** Start **

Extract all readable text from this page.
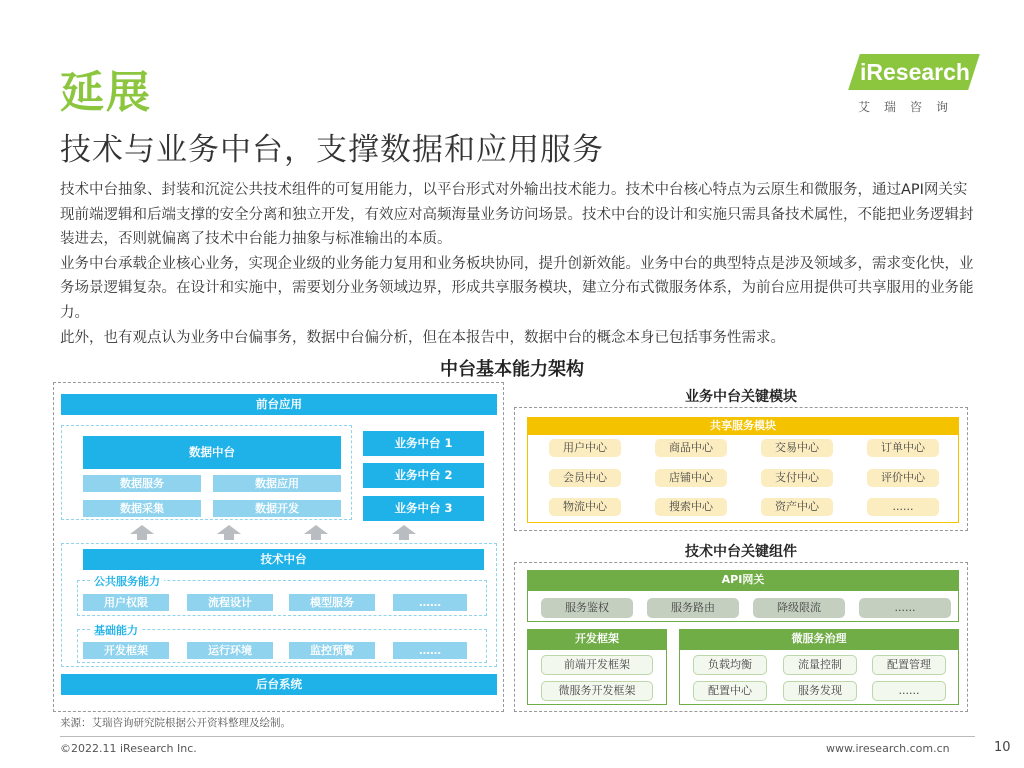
延展
技术与业务中台，支撑数据和应用服务
iResearch
艾瑞咨询

技术中台抽象、封装和沉淀公共技术组件的可复用能力，以平台形式对外输出技术能力。技术中台核心特点为云原生和微服务，通过API网关实现前端逻辑和后端支撑的安全分离和独立开发，有效应对高频海量业务访问场景。技术中台的设计和实施只需具备技术属性，不能把业务逻辑封装进去，否则就偏离了技术中台能力抽象与标准输出的本质。

业务中台承载企业核心业务，实现企业级的业务能力复用和业务板块协同，提升创新效能。业务中台的典型特点是涉及领域多，需求变化快，业务场景逻辑复杂。在设计和实施中，需要划分业务领域边界，形成共享服务模块，建立分布式微服务体系，为前台应用提供可共享服用的业务能力。

此外，也有观点认为业务中台偏事务，数据中台偏分析，但在本报告中，数据中台的概念本身已包括事务性需求。

中台基本能力架构
前台应用
数据中台
数据服务	数据应用
数据采集	数据开发
业务中台 1
业务中台 2
业务中台 3
技术中台
公共服务能力
用户权限	流程设计	模型服务	……
基础能力
开发框架	运行环境	监控预警	……
后台系统
业务中台关键模块
共享服务模块
用户中心	商品中心	交易中心	订单中心
会员中心	店铺中心	支付中心	评价中心
物流中心	搜索中心	资产中心	......
技术中台关键组件
API网关
服务鉴权	服务路由	降级限流	......
开发框架
前端开发框架
微服务开发框架
微服务治理
负载均衡	流量控制	配置管理
配置中心	服务发现	......
来源：艾瑞咨询研究院根据公开资料整理及绘制。
©2022.11 iResearch Inc.	www.iresearch.com.cn	10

** End **

* **WRITTEN PROBLEM**: Copy out every line from the records that has the word "iResearch".

* **REPLY**:
iResearch
©2022.11 iResearch Inc.	www.iresearch.com.cn	10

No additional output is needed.